Stored items:
--
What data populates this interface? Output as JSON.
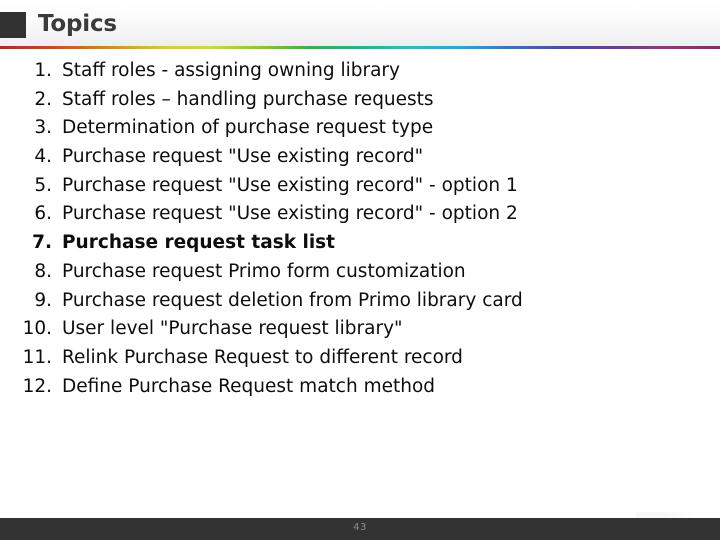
{
  "header": {
    "title": "Topics",
    "square_icon": "dark-square-bullet",
    "accent_colors": {
      "square": "#323232",
      "title_text": "#3b3b3b",
      "rule_start": "#a33226",
      "rule_mid": "#2fae84",
      "rule_end": "#7d2f6e"
    }
  },
  "topics": [
    {
      "num": "1.",
      "text": "Staff roles - assigning owning library",
      "bold": false
    },
    {
      "num": "2.",
      "text": "Staff roles – handling purchase requests",
      "bold": false
    },
    {
      "num": "3.",
      "text": "Determination of purchase request type",
      "bold": false
    },
    {
      "num": "4.",
      "text": "Purchase request \"Use existing record\"",
      "bold": false
    },
    {
      "num": "5.",
      "text": "Purchase request \"Use existing record\" - option 1",
      "bold": false
    },
    {
      "num": "6.",
      "text": "Purchase request \"Use existing record\" - option 2",
      "bold": false
    },
    {
      "num": "7.",
      "text": "Purchase request task list",
      "bold": true
    },
    {
      "num": "8.",
      "text": "Purchase request Primo form customization",
      "bold": false
    },
    {
      "num": "9.",
      "text": "Purchase request deletion from Primo library card",
      "bold": false
    },
    {
      "num": "10.",
      "text": "User level \"Purchase request library\"",
      "bold": false
    },
    {
      "num": "11.",
      "text": "Relink Purchase Request to different record",
      "bold": false
    },
    {
      "num": "12.",
      "text": "Define Purchase Request match method",
      "bold": false
    }
  ],
  "footer": {
    "page_number": "43",
    "background": "#333333",
    "text_color": "#8c8c8c"
  }
}
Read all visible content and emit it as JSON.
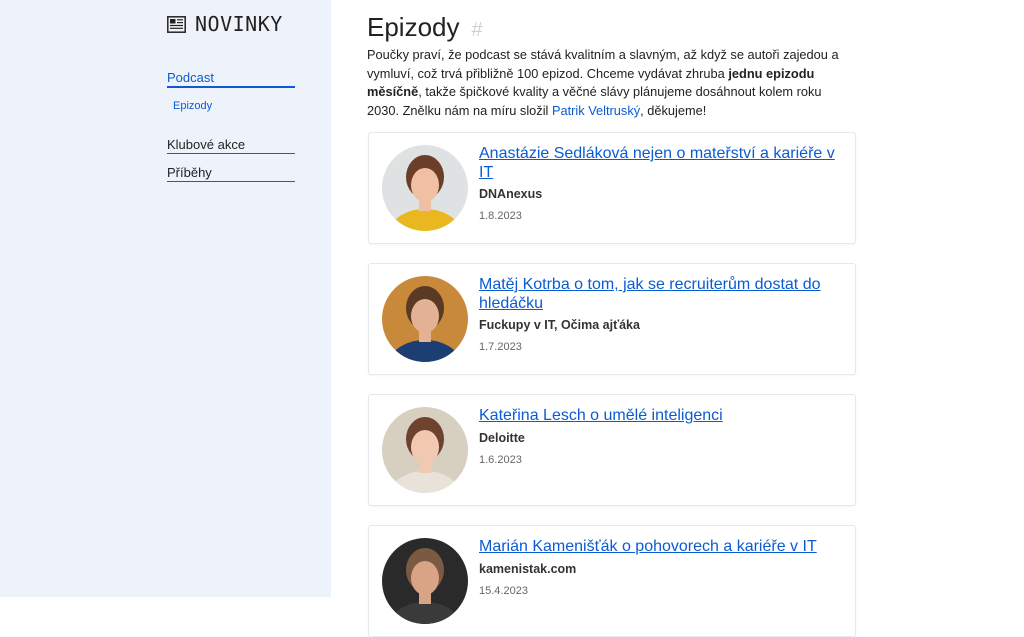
{
  "brand": {
    "name": "NOVINKY",
    "icon": "newspaper-icon"
  },
  "sidebar": {
    "items": [
      {
        "label": "Podcast",
        "active": true
      },
      {
        "label": "Epizody",
        "sub": true
      },
      {
        "label": "Klubové akce"
      },
      {
        "label": "Příběhy"
      }
    ]
  },
  "main": {
    "title": "Epizody",
    "anchor": "#",
    "intro": {
      "part1": "Poučky praví, že podcast se stává kvalitním a slavným, až když se autoři zajedou a vymluví, což trvá přibližně 100 epizod. Chceme vydávat zhruba ",
      "bold": "jednu epizodu měsíčně",
      "part2": ", takže špičkové kvality a věčné slávy plánujeme dosáhnout kolem roku 2030. Znělku nám na míru složil ",
      "link": "Patrik Veltruský",
      "part3": ", děkujeme!"
    },
    "episodes": [
      {
        "title": "Anastázie Sedláková nejen o mateřství a kariéře v IT",
        "company": "DNAnexus",
        "date": "1.8.2023",
        "colors": {
          "bg": "#dfe2e2",
          "skin": "#f0bfa4",
          "hair": "#6b3e28",
          "shirt": "#e9b820"
        }
      },
      {
        "title": "Matěj Kotrba o tom, jak se recruiterům dostat do hledáčku",
        "company": "Fuckupy v IT, Očima ajťáka",
        "date": "1.7.2023",
        "colors": {
          "bg": "#c9893b",
          "skin": "#e3b194",
          "hair": "#5a3a24",
          "shirt": "#1d3e73"
        }
      },
      {
        "title": "Kateřina Lesch o umělé inteligenci",
        "company": "Deloitte",
        "date": "1.6.2023",
        "colors": {
          "bg": "#d7cfbf",
          "skin": "#f1c8b0",
          "hair": "#6d4330",
          "shirt": "#e8e2d8"
        }
      },
      {
        "title": "Marián Kamenišťák o pohovorech a kariéře v IT",
        "company": "kamenistak.com",
        "date": "15.4.2023",
        "colors": {
          "bg": "#2a2a2a",
          "skin": "#d9a385",
          "hair": "#7b5a44",
          "shirt": "#3a3a3a"
        }
      }
    ]
  }
}
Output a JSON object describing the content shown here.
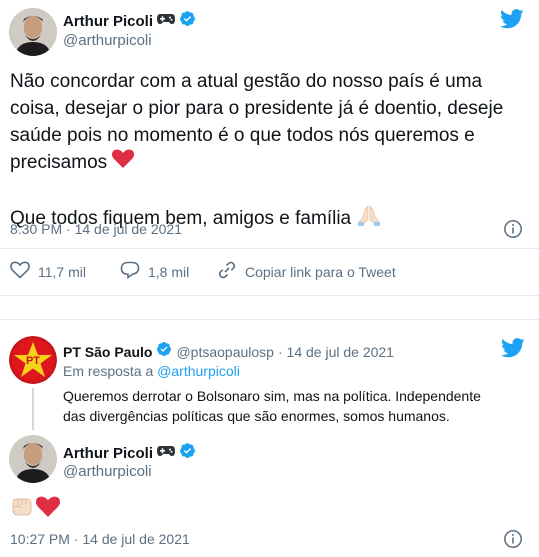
{
  "tweet_main": {
    "author_name": "Arthur Picoli",
    "author_handle": "@arthurpicoli",
    "text_line1": "Não concordar com a atual gestão do nosso país é uma",
    "text_line2": "coisa, desejar o pior para o presidente já é doentio, deseje",
    "text_line3": "saúde pois no momento é o que todos nós queremos e",
    "text_line4": "precisamos",
    "text_line5": "Que todos fiquem bem, amigos e família",
    "timestamp": "8:30 PM · 14 de jul de 2021",
    "likes": "11,7 mil",
    "replies": "1,8 mil",
    "copy_link": "Copiar link para o Tweet"
  },
  "quoted_tweet": {
    "author_name": "PT São Paulo",
    "author_handle": "@ptsaopaulosp",
    "date": "· 14 de jul de 2021",
    "reply_prefix": "Em resposta a ",
    "reply_handle": "@arthurpicoli",
    "text_line1": "Queremos derrotar o Bolsonaro sim, mas na política. Independente",
    "text_line2": "das divergências políticas que são enormes, somos  humanos."
  },
  "reply_tweet": {
    "author_name": "Arthur Picoli",
    "author_handle": "@arthurpicoli",
    "timestamp": "10:27 PM · 14 de jul de 2021"
  },
  "colors": {
    "twitter_blue": "#1da1f2",
    "text": "#0f1419",
    "secondary": "#5b7083",
    "pt_red": "#d7141a",
    "heart": "#e0245e"
  },
  "icons": {
    "verified": "verified-badge-icon",
    "gamepad": "gamepad-icon",
    "bird": "twitter-bird-icon",
    "heart": "heart-outline-icon",
    "reply": "reply-bubble-icon",
    "link": "link-icon",
    "info": "info-icon"
  }
}
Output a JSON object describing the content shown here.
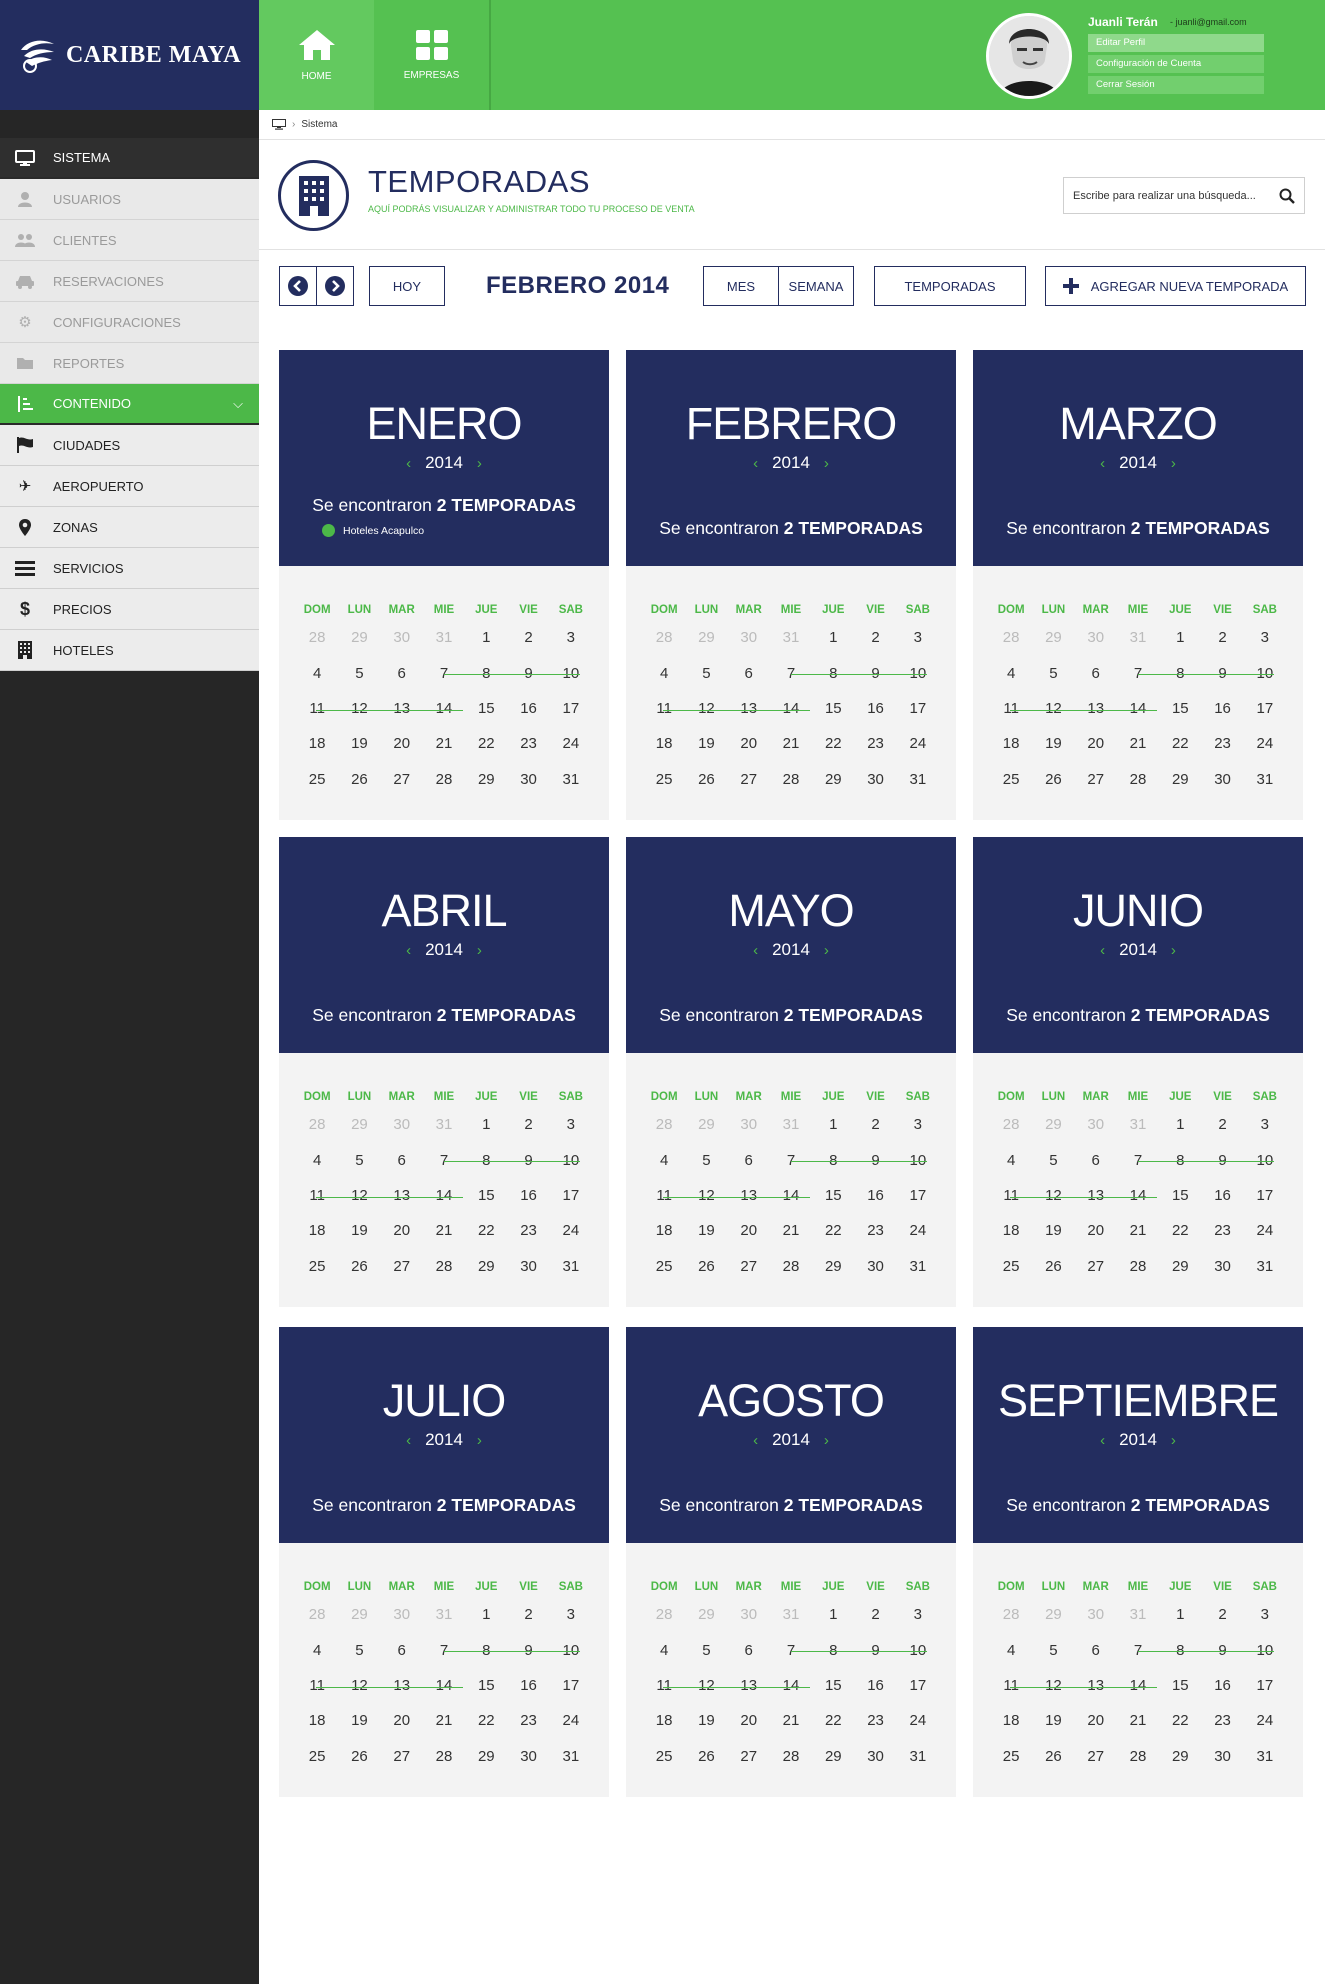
{
  "brand": {
    "name": "CARIBE MAYA"
  },
  "sidebar": {
    "items": [
      {
        "label": "SISTEMA",
        "icon": "monitor-icon"
      },
      {
        "label": "USUARIOS",
        "icon": "user-icon"
      },
      {
        "label": "CLIENTES",
        "icon": "users-icon"
      },
      {
        "label": "RESERVACIONES",
        "icon": "taxi-icon"
      },
      {
        "label": "CONFIGURACIONES",
        "icon": "gear-icon"
      },
      {
        "label": "REPORTES",
        "icon": "folder-icon"
      },
      {
        "label": "CONTENIDO",
        "icon": "sort-list-icon"
      },
      {
        "label": "CIUDADES",
        "icon": "flag-icon"
      },
      {
        "label": "AEROPUERTO",
        "icon": "plane-icon"
      },
      {
        "label": "ZONAS",
        "icon": "map-pin-icon"
      },
      {
        "label": "SERVICIOS",
        "icon": "bars-icon"
      },
      {
        "label": "PRECIOS",
        "icon": "dollar-icon"
      },
      {
        "label": "HOTELES",
        "icon": "building-icon"
      }
    ]
  },
  "topnav": {
    "home": "HOME",
    "empresas": "EMPRESAS"
  },
  "user": {
    "name": "Juanli Terán",
    "email": "- juanli@gmail.com",
    "menu": [
      "Editar Perfil",
      "Configuración de Cuenta",
      "Cerrar Sesión"
    ]
  },
  "breadcrumb": {
    "current": "Sistema"
  },
  "header": {
    "title": "TEMPORADAS",
    "subtitle": "AQUÍ PODRÁS VISUALIZAR Y ADMINISTRAR TODO TU PROCESO DE VENTA",
    "search_placeholder": "Escribe para realizar una búsqueda..."
  },
  "toolbar": {
    "today": "HOY",
    "period": "FEBRERO 2014",
    "month": "MES",
    "week": "SEMANA",
    "seasons": "TEMPORADAS",
    "add": "AGREGAR NUEVA TEMPORADA"
  },
  "calendar": {
    "dow": [
      "DOM",
      "LUN",
      "MAR",
      "MIE",
      "JUE",
      "VIE",
      "SAB"
    ],
    "found_prefix": "Se encontraron",
    "found_count": "2 TEMPORADAS",
    "legend": "Hoteles Acapulco",
    "weeks": [
      [
        "28",
        "29",
        "30",
        "31",
        "1",
        "2",
        "3"
      ],
      [
        "4",
        "5",
        "6",
        "7",
        "8",
        "9",
        "10"
      ],
      [
        "11",
        "12",
        "13",
        "14",
        "15",
        "16",
        "17"
      ],
      [
        "18",
        "19",
        "20",
        "21",
        "22",
        "23",
        "24"
      ],
      [
        "25",
        "26",
        "27",
        "28",
        "29",
        "30",
        "31"
      ]
    ],
    "months": [
      {
        "name": "ENERO",
        "year": "2014"
      },
      {
        "name": "FEBRERO",
        "year": "2014"
      },
      {
        "name": "MARZO",
        "year": "2014"
      },
      {
        "name": "ABRIL",
        "year": "2014"
      },
      {
        "name": "MAYO",
        "year": "2014"
      },
      {
        "name": "JUNIO",
        "year": "2014"
      },
      {
        "name": "JULIO",
        "year": "2014"
      },
      {
        "name": "AGOSTO",
        "year": "2014"
      },
      {
        "name": "SEPTIEMBRE",
        "year": "2014"
      }
    ]
  },
  "colors": {
    "navy": "#232d5f",
    "green": "#4cb848",
    "sidebar": "#262626"
  }
}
--
PROBLEM REQUIREMENTS » Pull out every line holding "library" from the records above, and copy it.

TASK SOLUTION »
      "text": "Staff roles - assigning owning library",
      "text": "Purchase request deletion from Primo library card",
      "text": "User level \"Purchase request library\"",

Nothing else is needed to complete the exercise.